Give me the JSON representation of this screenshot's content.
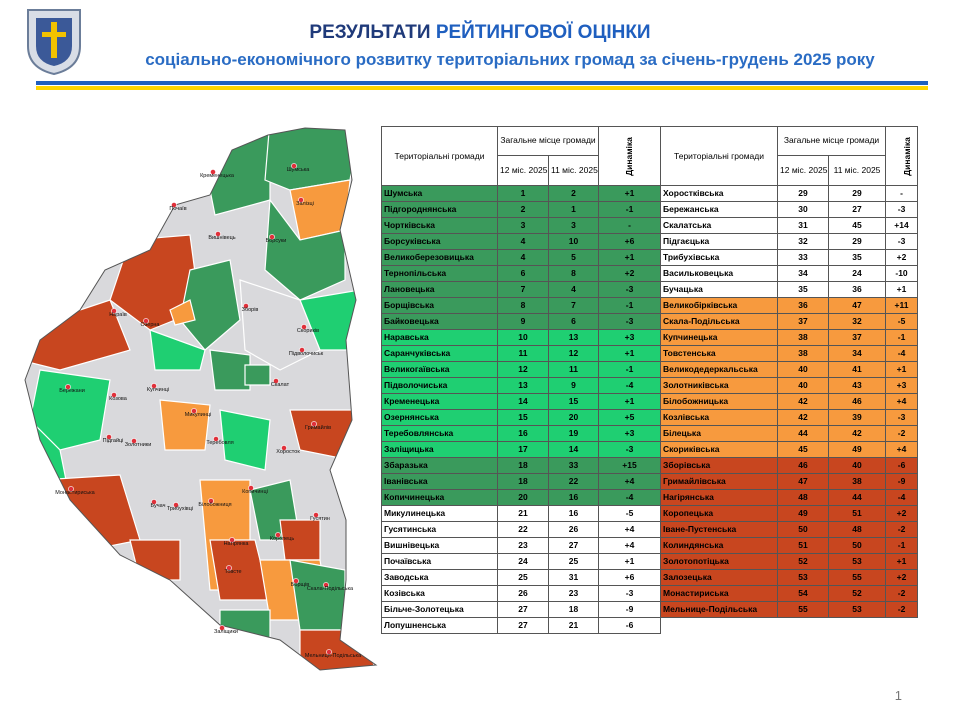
{
  "header": {
    "title_part1": "РЕЗУЛЬТАТИ",
    "title_part2": "РЕЙТИНГОВОЇ ОЦІНКИ",
    "subtitle": "соціально-економічного розвитку територіальних громад за січень-грудень 2025 року"
  },
  "tables": [
    {
      "columns": {
        "name": "Територіальні громади",
        "group": "Загальне місце громади",
        "c1": "12 міс. 2025",
        "c2": "11 міс. 2025",
        "dyn": "Динаміка"
      },
      "rows": [
        [
          "Шумська",
          1,
          2,
          "+1"
        ],
        [
          "Підгороднянська",
          2,
          1,
          "-1"
        ],
        [
          "Чортківська",
          3,
          3,
          "-"
        ],
        [
          "Борсуківська",
          4,
          10,
          "+6"
        ],
        [
          "Великоберезовицька",
          4,
          5,
          "+1"
        ],
        [
          "Тернопільська",
          6,
          8,
          "+2"
        ],
        [
          "Лановецька",
          7,
          4,
          "-3"
        ],
        [
          "Борщівська",
          8,
          7,
          "-1"
        ],
        [
          "Байковецька",
          9,
          6,
          "-3"
        ],
        [
          "Наравська",
          10,
          13,
          "+3"
        ],
        [
          "Саранчуківська",
          11,
          12,
          "+1"
        ],
        [
          "Великогаївська",
          12,
          11,
          "-1"
        ],
        [
          "Підволочиська",
          13,
          9,
          "-4"
        ],
        [
          "Кременецька",
          14,
          15,
          "+1"
        ],
        [
          "Озернянська",
          15,
          20,
          "+5"
        ],
        [
          "Теребовлянська",
          16,
          19,
          "+3"
        ],
        [
          "Заліщицька",
          17,
          14,
          "-3"
        ],
        [
          "Збаразька",
          18,
          33,
          "+15"
        ],
        [
          "Іванівська",
          18,
          22,
          "+4"
        ],
        [
          "Копичинецька",
          20,
          16,
          "-4"
        ],
        [
          "Микулинецька",
          21,
          16,
          "-5"
        ],
        [
          "Гусятинська",
          22,
          26,
          "+4"
        ],
        [
          "Вишнівецька",
          23,
          27,
          "+4"
        ],
        [
          "Почаївська",
          24,
          25,
          "+1"
        ],
        [
          "Заводська",
          25,
          31,
          "+6"
        ],
        [
          "Козівська",
          26,
          23,
          "-3"
        ],
        [
          "Більче-Золотецька",
          27,
          18,
          "-9"
        ],
        [
          "Лопушненська",
          27,
          21,
          "-6"
        ]
      ]
    },
    {
      "columns": {
        "name": "Територіальні громади",
        "group": "Загальне місце громади",
        "c1": "12 міс. 2025",
        "c2": "11 міс. 2025",
        "dyn": "Динаміка"
      },
      "rows": [
        [
          "Хоростківська",
          29,
          29,
          "-"
        ],
        [
          "Бережанська",
          30,
          27,
          "-3"
        ],
        [
          "Скалатська",
          31,
          45,
          "+14"
        ],
        [
          "Підгаєцька",
          32,
          29,
          "-3"
        ],
        [
          "Трибухівська",
          33,
          35,
          "+2"
        ],
        [
          "Васильковецька",
          34,
          24,
          "-10"
        ],
        [
          "Бучацька",
          35,
          36,
          "+1"
        ],
        [
          "Великобірківська",
          36,
          47,
          "+11"
        ],
        [
          "Скала-Подільська",
          37,
          32,
          "-5"
        ],
        [
          "Купчинецька",
          38,
          37,
          "-1"
        ],
        [
          "Товстенська",
          38,
          34,
          "-4"
        ],
        [
          "Великодедеркальська",
          40,
          41,
          "+1"
        ],
        [
          "Золотниківська",
          40,
          43,
          "+3"
        ],
        [
          "Білобожницька",
          42,
          46,
          "+4"
        ],
        [
          "Козлівська",
          42,
          39,
          "-3"
        ],
        [
          "Білецька",
          44,
          42,
          "-2"
        ],
        [
          "Скориківська",
          45,
          49,
          "+4"
        ],
        [
          "Зборівська",
          46,
          40,
          "-6"
        ],
        [
          "Гримайлівська",
          47,
          38,
          "-9"
        ],
        [
          "Нагірянська",
          48,
          44,
          "-4"
        ],
        [
          "Коропецька",
          49,
          51,
          "+2"
        ],
        [
          "Іване-Пустенська",
          50,
          48,
          "-2"
        ],
        [
          "Колиндянська",
          51,
          50,
          "-1"
        ],
        [
          "Золотопотіцька",
          52,
          53,
          "+1"
        ],
        [
          "Залозецька",
          53,
          55,
          "+2"
        ],
        [
          "Монастириська",
          54,
          52,
          "-2"
        ],
        [
          "Мельнице-Подільська",
          55,
          53,
          "-2"
        ]
      ]
    }
  ],
  "map_labels": [
    "Кременецька",
    "Шумська",
    "Почаїв",
    "Вишнівець",
    "Борсуки",
    "Зборів",
    "Залізці",
    "Озерна",
    "Скориків",
    "Нараїв",
    "Бережани",
    "Козова",
    "Підволочиськ",
    "Скалат",
    "Купчинці",
    "Микулинці",
    "Підгайці",
    "Золотники",
    "Гримайлів",
    "Теребовля",
    "Хоросток",
    "Монастириська",
    "Бучач",
    "Трибухівці",
    "Білобожниця",
    "Копичинці",
    "Гусятин",
    "Коропець",
    "Нагірянка",
    "Товсте",
    "Заліщики",
    "Борщів",
    "Скала-Подільська",
    "Мельниця-Подільська"
  ],
  "page_number": 1
}
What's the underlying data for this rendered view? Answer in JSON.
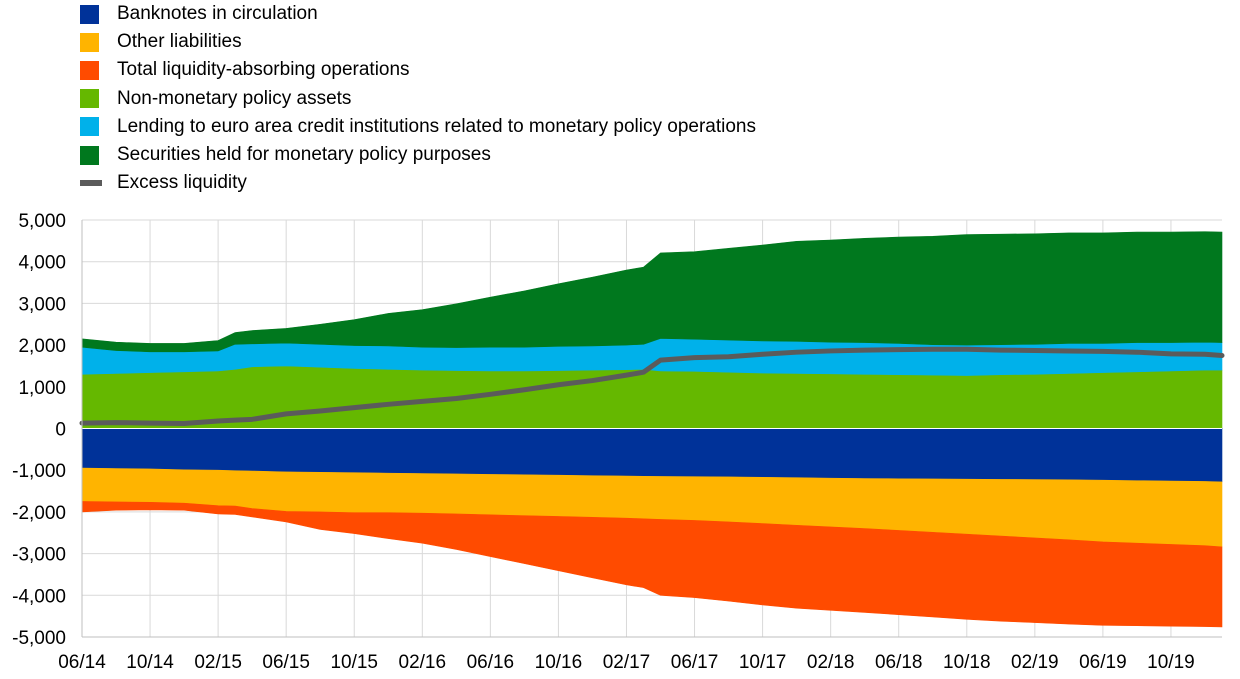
{
  "chart_data": {
    "type": "area",
    "units_note": "",
    "x_ticks": [
      "06/14",
      "10/14",
      "02/15",
      "06/15",
      "10/15",
      "02/16",
      "06/16",
      "10/16",
      "02/17",
      "06/17",
      "10/17",
      "02/18",
      "06/18",
      "10/18",
      "02/19",
      "06/19",
      "10/19"
    ],
    "x_range": [
      "2014-06",
      "2020-01"
    ],
    "ylim": [
      -5000,
      5000
    ],
    "y_ticks": [
      "5,000",
      "4,000",
      "3,000",
      "2,000",
      "1,000",
      "0",
      "-1,000",
      "-2,000",
      "-3,000",
      "-4,000",
      "-5,000"
    ],
    "grid": true,
    "legend_position": "top-left",
    "x": [
      "2014-06",
      "2014-08",
      "2014-10",
      "2014-12",
      "2015-02",
      "2015-03",
      "2015-04",
      "2015-06",
      "2015-08",
      "2015-10",
      "2015-12",
      "2016-02",
      "2016-04",
      "2016-06",
      "2016-08",
      "2016-10",
      "2016-12",
      "2017-02",
      "2017-03",
      "2017-04",
      "2017-06",
      "2017-08",
      "2017-10",
      "2017-12",
      "2018-02",
      "2018-04",
      "2018-06",
      "2018-08",
      "2018-10",
      "2018-12",
      "2019-02",
      "2019-04",
      "2019-06",
      "2019-08",
      "2019-10",
      "2019-12",
      "2020-01"
    ],
    "positive_series": [
      {
        "name": "Non-monetary policy assets",
        "color": "#65b800",
        "values": [
          1300,
          1320,
          1340,
          1360,
          1380,
          1420,
          1480,
          1500,
          1470,
          1440,
          1420,
          1400,
          1390,
          1380,
          1380,
          1390,
          1400,
          1410,
          1420,
          1380,
          1370,
          1350,
          1330,
          1320,
          1310,
          1300,
          1290,
          1280,
          1270,
          1290,
          1300,
          1320,
          1340,
          1360,
          1380,
          1400,
          1400
        ]
      },
      {
        "name": "Lending to euro area credit institutions related to monetary policy operations",
        "color": "#00b1ea",
        "values": [
          650,
          550,
          500,
          480,
          480,
          600,
          550,
          550,
          550,
          550,
          560,
          550,
          550,
          570,
          570,
          580,
          580,
          590,
          600,
          780,
          770,
          770,
          770,
          770,
          760,
          760,
          750,
          730,
          730,
          720,
          720,
          720,
          700,
          700,
          680,
          670,
          660
        ]
      },
      {
        "name": "Securities held for monetary policy purposes",
        "color": "#00781e",
        "values": [
          200,
          200,
          200,
          200,
          250,
          280,
          320,
          350,
          480,
          620,
          780,
          900,
          1050,
          1200,
          1350,
          1500,
          1650,
          1800,
          1850,
          2050,
          2100,
          2200,
          2300,
          2400,
          2450,
          2500,
          2550,
          2600,
          2650,
          2650,
          2650,
          2650,
          2650,
          2650,
          2650,
          2650,
          2650
        ]
      }
    ],
    "negative_series": [
      {
        "name": "Banknotes in circulation",
        "color": "#003299",
        "values": [
          -950,
          -960,
          -970,
          -990,
          -1000,
          -1010,
          -1020,
          -1040,
          -1050,
          -1060,
          -1070,
          -1080,
          -1090,
          -1100,
          -1110,
          -1120,
          -1130,
          -1140,
          -1145,
          -1150,
          -1155,
          -1160,
          -1170,
          -1180,
          -1190,
          -1200,
          -1205,
          -1210,
          -1215,
          -1220,
          -1225,
          -1230,
          -1240,
          -1250,
          -1260,
          -1270,
          -1280
        ]
      },
      {
        "name": "Other liabilities",
        "color": "#ffb400",
        "values": [
          -800,
          -800,
          -800,
          -800,
          -850,
          -850,
          -900,
          -950,
          -950,
          -960,
          -950,
          -950,
          -960,
          -970,
          -980,
          -990,
          -1000,
          -1010,
          -1020,
          -1030,
          -1050,
          -1080,
          -1110,
          -1140,
          -1170,
          -1200,
          -1240,
          -1280,
          -1320,
          -1360,
          -1400,
          -1440,
          -1480,
          -1500,
          -1520,
          -1540,
          -1560
        ]
      },
      {
        "name": "Total liquidity-absorbing operations",
        "color": "#ff4b00",
        "values": [
          -250,
          -200,
          -180,
          -170,
          -200,
          -200,
          -200,
          -250,
          -420,
          -500,
          -620,
          -720,
          -850,
          -1000,
          -1150,
          -1300,
          -1450,
          -1600,
          -1650,
          -1820,
          -1850,
          -1900,
          -1950,
          -1990,
          -2000,
          -2010,
          -2020,
          -2030,
          -2040,
          -2040,
          -2030,
          -2020,
          -2000,
          -1980,
          -1960,
          -1940,
          -1920
        ]
      }
    ],
    "line_series": {
      "name": "Excess liquidity",
      "color": "#5b5b5b",
      "values": [
        130,
        140,
        130,
        120,
        180,
        200,
        220,
        350,
        420,
        500,
        580,
        650,
        720,
        820,
        930,
        1050,
        1150,
        1280,
        1350,
        1640,
        1700,
        1720,
        1780,
        1830,
        1860,
        1880,
        1890,
        1900,
        1900,
        1880,
        1870,
        1860,
        1850,
        1830,
        1790,
        1780,
        1750
      ]
    }
  },
  "legend": [
    {
      "label": "Banknotes in circulation",
      "color": "#003299",
      "kind": "box"
    },
    {
      "label": "Other liabilities",
      "color": "#ffb400",
      "kind": "box"
    },
    {
      "label": "Total liquidity-absorbing operations",
      "color": "#ff4b00",
      "kind": "box"
    },
    {
      "label": "Non-monetary policy assets",
      "color": "#65b800",
      "kind": "box"
    },
    {
      "label": "Lending to euro area credit institutions related to monetary policy operations",
      "color": "#00b1ea",
      "kind": "box"
    },
    {
      "label": "Securities held for monetary policy purposes",
      "color": "#00781e",
      "kind": "box"
    },
    {
      "label": "Excess liquidity",
      "color": "#5b5b5b",
      "kind": "line"
    }
  ]
}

**What you should do:** Show every line above in which the word "purposes" occurs.

**The output:**
        "name": "Securities held for monetary policy purposes",
      "label": "Securities held for monetary policy purposes",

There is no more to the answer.